━━ Records shown

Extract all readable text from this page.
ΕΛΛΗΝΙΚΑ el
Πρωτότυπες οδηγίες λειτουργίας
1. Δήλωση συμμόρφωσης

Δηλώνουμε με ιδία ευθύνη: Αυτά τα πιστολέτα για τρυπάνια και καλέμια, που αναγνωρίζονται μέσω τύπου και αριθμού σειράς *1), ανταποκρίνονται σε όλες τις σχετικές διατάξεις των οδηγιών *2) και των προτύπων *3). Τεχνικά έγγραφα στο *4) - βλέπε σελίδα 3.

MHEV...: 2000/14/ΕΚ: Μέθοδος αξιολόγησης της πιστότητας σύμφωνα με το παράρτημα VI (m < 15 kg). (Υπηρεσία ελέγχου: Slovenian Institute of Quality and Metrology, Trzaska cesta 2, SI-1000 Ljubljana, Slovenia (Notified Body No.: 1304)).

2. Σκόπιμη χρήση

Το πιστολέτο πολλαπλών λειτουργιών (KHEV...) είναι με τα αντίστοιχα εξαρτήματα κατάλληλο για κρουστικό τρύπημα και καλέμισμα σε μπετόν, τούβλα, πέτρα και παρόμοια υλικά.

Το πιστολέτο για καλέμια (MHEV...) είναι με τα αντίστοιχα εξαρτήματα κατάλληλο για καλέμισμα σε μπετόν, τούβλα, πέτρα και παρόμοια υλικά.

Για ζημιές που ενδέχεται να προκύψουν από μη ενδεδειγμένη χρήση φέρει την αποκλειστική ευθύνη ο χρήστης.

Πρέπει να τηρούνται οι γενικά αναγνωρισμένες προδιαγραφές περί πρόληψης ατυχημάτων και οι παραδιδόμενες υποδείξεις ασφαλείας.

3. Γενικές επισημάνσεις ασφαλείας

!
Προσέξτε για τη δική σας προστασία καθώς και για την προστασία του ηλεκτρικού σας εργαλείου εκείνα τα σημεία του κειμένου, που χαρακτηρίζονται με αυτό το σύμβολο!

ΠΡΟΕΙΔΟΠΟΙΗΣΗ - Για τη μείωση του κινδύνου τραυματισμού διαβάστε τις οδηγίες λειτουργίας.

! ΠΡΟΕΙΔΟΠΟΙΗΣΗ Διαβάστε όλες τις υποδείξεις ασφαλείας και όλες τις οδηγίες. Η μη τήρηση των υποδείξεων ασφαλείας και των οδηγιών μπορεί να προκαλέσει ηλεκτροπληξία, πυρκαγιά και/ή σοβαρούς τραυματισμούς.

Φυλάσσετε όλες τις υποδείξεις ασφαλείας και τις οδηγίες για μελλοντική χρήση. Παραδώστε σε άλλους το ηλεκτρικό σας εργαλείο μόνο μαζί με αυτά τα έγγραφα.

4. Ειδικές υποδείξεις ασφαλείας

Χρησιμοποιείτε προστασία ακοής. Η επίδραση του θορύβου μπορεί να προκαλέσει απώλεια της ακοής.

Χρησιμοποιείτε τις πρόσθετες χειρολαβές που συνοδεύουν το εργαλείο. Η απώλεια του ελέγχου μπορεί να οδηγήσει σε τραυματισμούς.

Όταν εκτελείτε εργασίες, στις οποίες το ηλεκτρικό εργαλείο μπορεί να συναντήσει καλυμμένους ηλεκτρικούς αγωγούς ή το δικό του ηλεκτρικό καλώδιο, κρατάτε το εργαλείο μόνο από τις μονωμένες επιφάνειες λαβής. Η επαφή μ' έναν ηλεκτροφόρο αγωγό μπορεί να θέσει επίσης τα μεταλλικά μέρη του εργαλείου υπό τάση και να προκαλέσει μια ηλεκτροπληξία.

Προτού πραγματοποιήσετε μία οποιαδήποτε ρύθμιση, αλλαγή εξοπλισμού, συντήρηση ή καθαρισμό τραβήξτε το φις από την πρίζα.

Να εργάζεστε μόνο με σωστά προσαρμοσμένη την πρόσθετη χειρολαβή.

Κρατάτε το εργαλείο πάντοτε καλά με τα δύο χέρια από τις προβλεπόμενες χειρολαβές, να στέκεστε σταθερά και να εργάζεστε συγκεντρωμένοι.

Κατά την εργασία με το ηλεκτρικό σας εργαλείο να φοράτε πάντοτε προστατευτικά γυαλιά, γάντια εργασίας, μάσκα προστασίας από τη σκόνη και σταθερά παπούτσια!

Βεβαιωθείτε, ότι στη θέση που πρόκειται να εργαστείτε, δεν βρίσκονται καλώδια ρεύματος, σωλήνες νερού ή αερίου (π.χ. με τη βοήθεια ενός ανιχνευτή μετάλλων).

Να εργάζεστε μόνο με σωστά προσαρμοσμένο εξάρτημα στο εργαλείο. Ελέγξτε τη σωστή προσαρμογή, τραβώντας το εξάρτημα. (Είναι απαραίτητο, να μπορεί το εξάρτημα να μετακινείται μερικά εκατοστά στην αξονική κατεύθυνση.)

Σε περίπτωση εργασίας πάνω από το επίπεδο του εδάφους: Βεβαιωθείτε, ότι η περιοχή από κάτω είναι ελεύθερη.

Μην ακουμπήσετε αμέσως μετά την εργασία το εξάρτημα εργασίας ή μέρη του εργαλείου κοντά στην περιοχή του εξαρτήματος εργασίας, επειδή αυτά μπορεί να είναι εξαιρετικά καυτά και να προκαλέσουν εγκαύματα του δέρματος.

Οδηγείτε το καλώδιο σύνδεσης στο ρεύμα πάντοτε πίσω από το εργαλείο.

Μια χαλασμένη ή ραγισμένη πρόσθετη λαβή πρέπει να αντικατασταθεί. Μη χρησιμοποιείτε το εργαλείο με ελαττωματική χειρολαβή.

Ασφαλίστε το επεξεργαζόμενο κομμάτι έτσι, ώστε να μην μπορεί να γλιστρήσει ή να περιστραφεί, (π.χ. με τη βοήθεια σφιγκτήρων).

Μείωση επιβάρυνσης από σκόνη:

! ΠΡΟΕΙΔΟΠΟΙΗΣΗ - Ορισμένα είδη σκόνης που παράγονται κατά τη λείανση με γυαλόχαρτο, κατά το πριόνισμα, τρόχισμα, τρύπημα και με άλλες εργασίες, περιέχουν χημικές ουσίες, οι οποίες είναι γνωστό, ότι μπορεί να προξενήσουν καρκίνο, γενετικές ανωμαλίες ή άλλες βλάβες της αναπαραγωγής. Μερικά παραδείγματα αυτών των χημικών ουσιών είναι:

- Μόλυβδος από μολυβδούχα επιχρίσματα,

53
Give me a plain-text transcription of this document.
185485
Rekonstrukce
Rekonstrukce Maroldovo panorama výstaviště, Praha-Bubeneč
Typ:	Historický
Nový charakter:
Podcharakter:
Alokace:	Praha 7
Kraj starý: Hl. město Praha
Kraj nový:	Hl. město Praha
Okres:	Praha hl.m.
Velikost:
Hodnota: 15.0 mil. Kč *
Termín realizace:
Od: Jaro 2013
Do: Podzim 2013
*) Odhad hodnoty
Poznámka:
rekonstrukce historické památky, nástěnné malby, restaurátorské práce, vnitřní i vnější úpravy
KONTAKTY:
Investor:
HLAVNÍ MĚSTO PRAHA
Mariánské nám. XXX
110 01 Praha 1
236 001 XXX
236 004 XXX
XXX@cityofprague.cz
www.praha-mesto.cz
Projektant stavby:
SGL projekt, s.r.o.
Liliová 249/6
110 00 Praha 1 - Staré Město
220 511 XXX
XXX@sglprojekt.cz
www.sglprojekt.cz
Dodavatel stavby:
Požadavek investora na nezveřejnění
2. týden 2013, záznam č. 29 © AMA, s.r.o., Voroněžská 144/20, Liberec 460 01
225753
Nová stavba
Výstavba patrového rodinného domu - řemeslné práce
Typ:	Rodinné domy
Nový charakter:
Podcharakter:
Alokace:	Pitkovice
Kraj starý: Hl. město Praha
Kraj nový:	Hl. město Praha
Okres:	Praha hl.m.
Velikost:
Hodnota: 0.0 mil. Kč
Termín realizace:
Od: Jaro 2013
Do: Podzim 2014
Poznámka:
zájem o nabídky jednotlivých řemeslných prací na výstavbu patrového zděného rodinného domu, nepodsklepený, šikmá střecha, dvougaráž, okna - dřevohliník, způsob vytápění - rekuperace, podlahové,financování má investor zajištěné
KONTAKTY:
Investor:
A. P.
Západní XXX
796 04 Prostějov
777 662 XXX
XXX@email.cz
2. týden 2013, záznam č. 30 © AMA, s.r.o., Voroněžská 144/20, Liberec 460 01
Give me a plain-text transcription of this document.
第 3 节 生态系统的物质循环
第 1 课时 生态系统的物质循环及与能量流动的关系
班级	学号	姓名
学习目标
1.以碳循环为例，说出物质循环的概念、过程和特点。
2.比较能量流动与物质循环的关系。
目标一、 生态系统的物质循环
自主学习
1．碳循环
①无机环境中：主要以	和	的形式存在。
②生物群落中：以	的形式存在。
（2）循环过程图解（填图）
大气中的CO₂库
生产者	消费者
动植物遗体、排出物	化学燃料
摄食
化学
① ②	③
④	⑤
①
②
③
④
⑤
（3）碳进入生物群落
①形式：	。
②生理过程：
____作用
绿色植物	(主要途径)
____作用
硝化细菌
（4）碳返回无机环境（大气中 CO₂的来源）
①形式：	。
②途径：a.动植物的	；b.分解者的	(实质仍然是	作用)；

━━━━

- _What this task involves_:
Which lines of the data include "μέρη"? Copy each of them.

- _Result of this task_:
Όταν εκτελείτε εργασίες, στις οποίες το ηλεκτρικό εργαλείο μπορεί να συναντήσει καλυμμένους ηλεκτρικούς αγωγούς ή το δικό του ηλεκτρικό καλώδιο, κρατάτε το εργαλείο μόνο από τις μονωμένες επιφάνειες λαβής. Η επαφή μ' έναν ηλεκτροφόρο αγωγό μπορεί να θέσει επίσης τα μεταλλικά μέρη του εργαλείου υπό τάση και να προκαλέσει μια ηλεκτροπληξία.
Μην ακουμπήσετε αμέσως μετά την εργασία το εξάρτημα εργασίας ή μέρη του εργαλείου κοντά στην περιοχή του εξαρτήματος εργασίας, επειδή αυτά μπορεί να είναι εξαιρετικά καυτά και να προκαλέσουν εγκαύματα του δέρματος.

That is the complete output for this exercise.